Given request:
All entries are to be given again verbatim.

'''

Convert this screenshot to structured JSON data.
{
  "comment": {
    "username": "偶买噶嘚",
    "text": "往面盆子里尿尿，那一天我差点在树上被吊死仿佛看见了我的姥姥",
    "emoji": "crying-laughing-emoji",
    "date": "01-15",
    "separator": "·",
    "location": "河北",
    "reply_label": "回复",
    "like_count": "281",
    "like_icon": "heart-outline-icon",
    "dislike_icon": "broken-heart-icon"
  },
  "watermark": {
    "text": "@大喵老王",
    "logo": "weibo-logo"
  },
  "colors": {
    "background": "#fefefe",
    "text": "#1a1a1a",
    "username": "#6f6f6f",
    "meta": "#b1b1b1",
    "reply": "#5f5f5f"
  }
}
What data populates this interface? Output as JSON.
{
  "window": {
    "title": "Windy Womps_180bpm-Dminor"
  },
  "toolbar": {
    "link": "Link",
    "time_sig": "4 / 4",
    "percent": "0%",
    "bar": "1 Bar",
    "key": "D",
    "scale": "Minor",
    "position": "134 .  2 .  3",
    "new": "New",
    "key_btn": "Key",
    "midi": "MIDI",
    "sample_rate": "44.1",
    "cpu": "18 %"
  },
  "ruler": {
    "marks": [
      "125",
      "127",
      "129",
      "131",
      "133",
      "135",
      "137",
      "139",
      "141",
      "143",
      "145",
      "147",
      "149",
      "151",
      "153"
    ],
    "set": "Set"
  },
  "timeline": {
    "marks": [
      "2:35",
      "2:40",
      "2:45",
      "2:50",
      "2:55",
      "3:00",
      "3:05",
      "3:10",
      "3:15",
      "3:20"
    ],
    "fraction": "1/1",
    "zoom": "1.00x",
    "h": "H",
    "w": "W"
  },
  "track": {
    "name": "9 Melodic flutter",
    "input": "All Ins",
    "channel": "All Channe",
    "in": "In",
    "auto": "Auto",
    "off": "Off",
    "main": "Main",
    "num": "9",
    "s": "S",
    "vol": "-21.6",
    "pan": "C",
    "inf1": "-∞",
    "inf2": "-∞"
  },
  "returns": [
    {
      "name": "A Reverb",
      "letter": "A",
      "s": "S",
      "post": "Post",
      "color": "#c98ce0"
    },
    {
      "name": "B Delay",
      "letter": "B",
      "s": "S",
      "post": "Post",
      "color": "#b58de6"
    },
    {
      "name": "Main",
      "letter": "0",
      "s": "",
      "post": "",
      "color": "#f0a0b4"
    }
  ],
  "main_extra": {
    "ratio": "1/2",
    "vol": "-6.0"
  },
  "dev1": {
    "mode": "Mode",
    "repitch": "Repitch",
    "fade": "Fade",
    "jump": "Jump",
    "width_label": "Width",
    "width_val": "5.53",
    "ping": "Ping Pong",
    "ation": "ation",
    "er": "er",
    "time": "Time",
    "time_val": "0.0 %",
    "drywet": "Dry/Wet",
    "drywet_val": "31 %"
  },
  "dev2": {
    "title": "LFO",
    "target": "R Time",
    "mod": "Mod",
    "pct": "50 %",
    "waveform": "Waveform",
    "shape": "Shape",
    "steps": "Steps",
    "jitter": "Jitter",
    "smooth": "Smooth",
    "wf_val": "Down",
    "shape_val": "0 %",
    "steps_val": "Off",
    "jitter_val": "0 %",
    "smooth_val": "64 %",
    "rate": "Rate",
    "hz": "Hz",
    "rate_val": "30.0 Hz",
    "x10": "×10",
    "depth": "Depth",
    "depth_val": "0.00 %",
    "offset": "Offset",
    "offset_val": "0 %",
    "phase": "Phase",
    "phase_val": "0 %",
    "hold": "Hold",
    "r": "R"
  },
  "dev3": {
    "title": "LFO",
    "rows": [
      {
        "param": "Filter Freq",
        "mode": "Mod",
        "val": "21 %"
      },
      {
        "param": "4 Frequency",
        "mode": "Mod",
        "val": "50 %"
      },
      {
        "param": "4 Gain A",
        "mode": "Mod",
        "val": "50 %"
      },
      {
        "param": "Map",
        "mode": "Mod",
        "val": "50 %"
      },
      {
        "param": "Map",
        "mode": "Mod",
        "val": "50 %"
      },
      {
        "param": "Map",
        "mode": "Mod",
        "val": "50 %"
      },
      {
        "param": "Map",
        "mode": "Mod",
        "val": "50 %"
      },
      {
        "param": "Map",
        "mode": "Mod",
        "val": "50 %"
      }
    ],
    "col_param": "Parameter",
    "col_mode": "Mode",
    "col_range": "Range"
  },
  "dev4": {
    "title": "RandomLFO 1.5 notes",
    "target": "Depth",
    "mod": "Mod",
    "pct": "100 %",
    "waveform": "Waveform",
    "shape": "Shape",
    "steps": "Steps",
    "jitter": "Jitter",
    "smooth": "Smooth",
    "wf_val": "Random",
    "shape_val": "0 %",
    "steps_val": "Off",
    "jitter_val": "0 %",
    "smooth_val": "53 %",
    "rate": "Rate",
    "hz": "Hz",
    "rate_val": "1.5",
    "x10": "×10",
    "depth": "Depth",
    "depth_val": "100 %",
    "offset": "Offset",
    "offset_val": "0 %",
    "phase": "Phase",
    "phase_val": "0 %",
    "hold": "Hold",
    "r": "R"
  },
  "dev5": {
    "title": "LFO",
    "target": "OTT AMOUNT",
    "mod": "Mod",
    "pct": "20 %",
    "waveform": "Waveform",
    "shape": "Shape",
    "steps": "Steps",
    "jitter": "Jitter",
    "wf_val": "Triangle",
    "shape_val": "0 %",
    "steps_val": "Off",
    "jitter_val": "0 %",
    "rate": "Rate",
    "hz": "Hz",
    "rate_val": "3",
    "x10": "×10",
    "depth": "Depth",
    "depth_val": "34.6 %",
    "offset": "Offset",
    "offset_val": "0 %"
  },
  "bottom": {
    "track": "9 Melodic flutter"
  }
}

'''

Result for this task:
Convert this screenshot to structured JSON data.
{
  "comment": {
    "username": "偶买噶嘚",
    "text": "往面盆子里尿尿，那一天我差点在树上被吊死仿佛看见了我的姥姥",
    "emoji": "crying-laughing-emoji",
    "date": "01-15",
    "separator": "·",
    "location": "河北",
    "reply_label": "回复",
    "like_count": "281",
    "like_icon": "heart-outline-icon",
    "dislike_icon": "broken-heart-icon"
  },
  "watermark": {
    "text": "@大喵老王",
    "logo": "weibo-logo"
  },
  "colors": {
    "background": "#fefefe",
    "text": "#1a1a1a",
    "username": "#6f6f6f",
    "meta": "#b1b1b1",
    "reply": "#5f5f5f"
  }
}
What data populates this interface? Output as JSON.
{
  "window": {
    "title": "Windy Womps_180bpm-Dminor"
  },
  "toolbar": {
    "link": "Link",
    "time_sig": "4 / 4",
    "percent": "0%",
    "bar": "1 Bar",
    "key": "D",
    "scale": "Minor",
    "position": "134 .  2 .  3",
    "new": "New",
    "key_btn": "Key",
    "midi": "MIDI",
    "sample_rate": "44.1",
    "cpu": "18 %"
  },
  "ruler": {
    "marks": [
      "125",
      "127",
      "129",
      "131",
      "133",
      "135",
      "137",
      "139",
      "141",
      "143",
      "145",
      "147",
      "149",
      "151",
      "153"
    ],
    "set": "Set"
  },
  "timeline": {
    "marks": [
      "2:35",
      "2:40",
      "2:45",
      "2:50",
      "2:55",
      "3:00",
      "3:05",
      "3:10",
      "3:15",
      "3:20"
    ],
    "fraction": "1/1",
    "zoom": "1.00x",
    "h": "H",
    "w": "W"
  },
  "track": {
    "name": "9 Melodic flutter",
    "input": "All Ins",
    "channel": "All Channe",
    "in": "In",
    "auto": "Auto",
    "off": "Off",
    "main": "Main",
    "num": "9",
    "s": "S",
    "vol": "-21.6",
    "pan": "C",
    "inf1": "-∞",
    "inf2": "-∞"
  },
  "returns": [
    {
      "name": "A Reverb",
      "letter": "A",
      "s": "S",
      "post": "Post",
      "color": "#c98ce0"
    },
    {
      "name": "B Delay",
      "letter": "B",
      "s": "S",
      "post": "Post",
      "color": "#b58de6"
    },
    {
      "name": "Main",
      "letter": "0",
      "s": "",
      "post": "",
      "color": "#f0a0b4"
    }
  ],
  "main_extra": {
    "ratio": "1/2",
    "vol": "-6.0"
  },
  "dev1": {
    "mode": "Mode",
    "repitch": "Repitch",
    "fade": "Fade",
    "jump": "Jump",
    "width_label": "Width",
    "width_val": "5.53",
    "ping": "Ping Pong",
    "ation": "ation",
    "er": "er",
    "time": "Time",
    "time_val": "0.0 %",
    "drywet": "Dry/Wet",
    "drywet_val": "31 %"
  },
  "dev2": {
    "title": "LFO",
    "target": "R Time",
    "mod": "Mod",
    "pct": "50 %",
    "waveform": "Waveform",
    "shape": "Shape",
    "steps": "Steps",
    "jitter": "Jitter",
    "smooth": "Smooth",
    "wf_val": "Down",
    "shape_val": "0 %",
    "steps_val": "Off",
    "jitter_val": "0 %",
    "smooth_val": "64 %",
    "rate": "Rate",
    "hz": "Hz",
    "rate_val": "30.0 Hz",
    "x10": "×10",
    "depth": "Depth",
    "depth_val": "0.00 %",
    "offset": "Offset",
    "offset_val": "0 %",
    "phase": "Phase",
    "phase_val": "0 %",
    "hold": "Hold",
    "r": "R"
  },
  "dev3": {
    "title": "LFO",
    "rows": [
      {
        "param": "Filter Freq",
        "mode": "Mod",
        "val": "21 %"
      },
      {
        "param": "4 Frequency",
        "mode": "Mod",
        "val": "50 %"
      },
      {
        "param": "4 Gain A",
        "mode": "Mod",
        "val": "50 %"
      },
      {
        "param": "Map",
        "mode": "Mod",
        "val": "50 %"
      },
      {
        "param": "Map",
        "mode": "Mod",
        "val": "50 %"
      },
      {
        "param": "Map",
        "mode": "Mod",
        "val": "50 %"
      },
      {
        "param": "Map",
        "mode": "Mod",
        "val": "50 %"
      },
      {
        "param": "Map",
        "mode": "Mod",
        "val": "50 %"
      }
    ],
    "col_param": "Parameter",
    "col_mode": "Mode",
    "col_range": "Range"
  },
  "dev4": {
    "title": "RandomLFO 1.5 notes",
    "target": "Depth",
    "mod": "Mod",
    "pct": "100 %",
    "waveform": "Waveform",
    "shape": "Shape",
    "steps": "Steps",
    "jitter": "Jitter",
    "smooth": "Smooth",
    "wf_val": "Random",
    "shape_val": "0 %",
    "steps_val": "Off",
    "jitter_val": "0 %",
    "smooth_val": "53 %",
    "rate": "Rate",
    "hz": "Hz",
    "rate_val": "1.5",
    "x10": "×10",
    "depth": "Depth",
    "depth_val": "100 %",
    "offset": "Offset",
    "offset_val": "0 %",
    "phase": "Phase",
    "phase_val": "0 %",
    "hold": "Hold",
    "r": "R"
  },
  "dev5": {
    "title": "LFO",
    "target": "OTT AMOUNT",
    "mod": "Mod",
    "pct": "20 %",
    "waveform": "Waveform",
    "shape": "Shape",
    "steps": "Steps",
    "jitter": "Jitter",
    "wf_val": "Triangle",
    "shape_val": "0 %",
    "steps_val": "Off",
    "jitter_val": "0 %",
    "rate": "Rate",
    "hz": "Hz",
    "rate_val": "3",
    "x10": "×10",
    "depth": "Depth",
    "depth_val": "34.6 %",
    "offset": "Offset",
    "offset_val": "0 %"
  },
  "bottom": {
    "track": "9 Melodic flutter"
  }
}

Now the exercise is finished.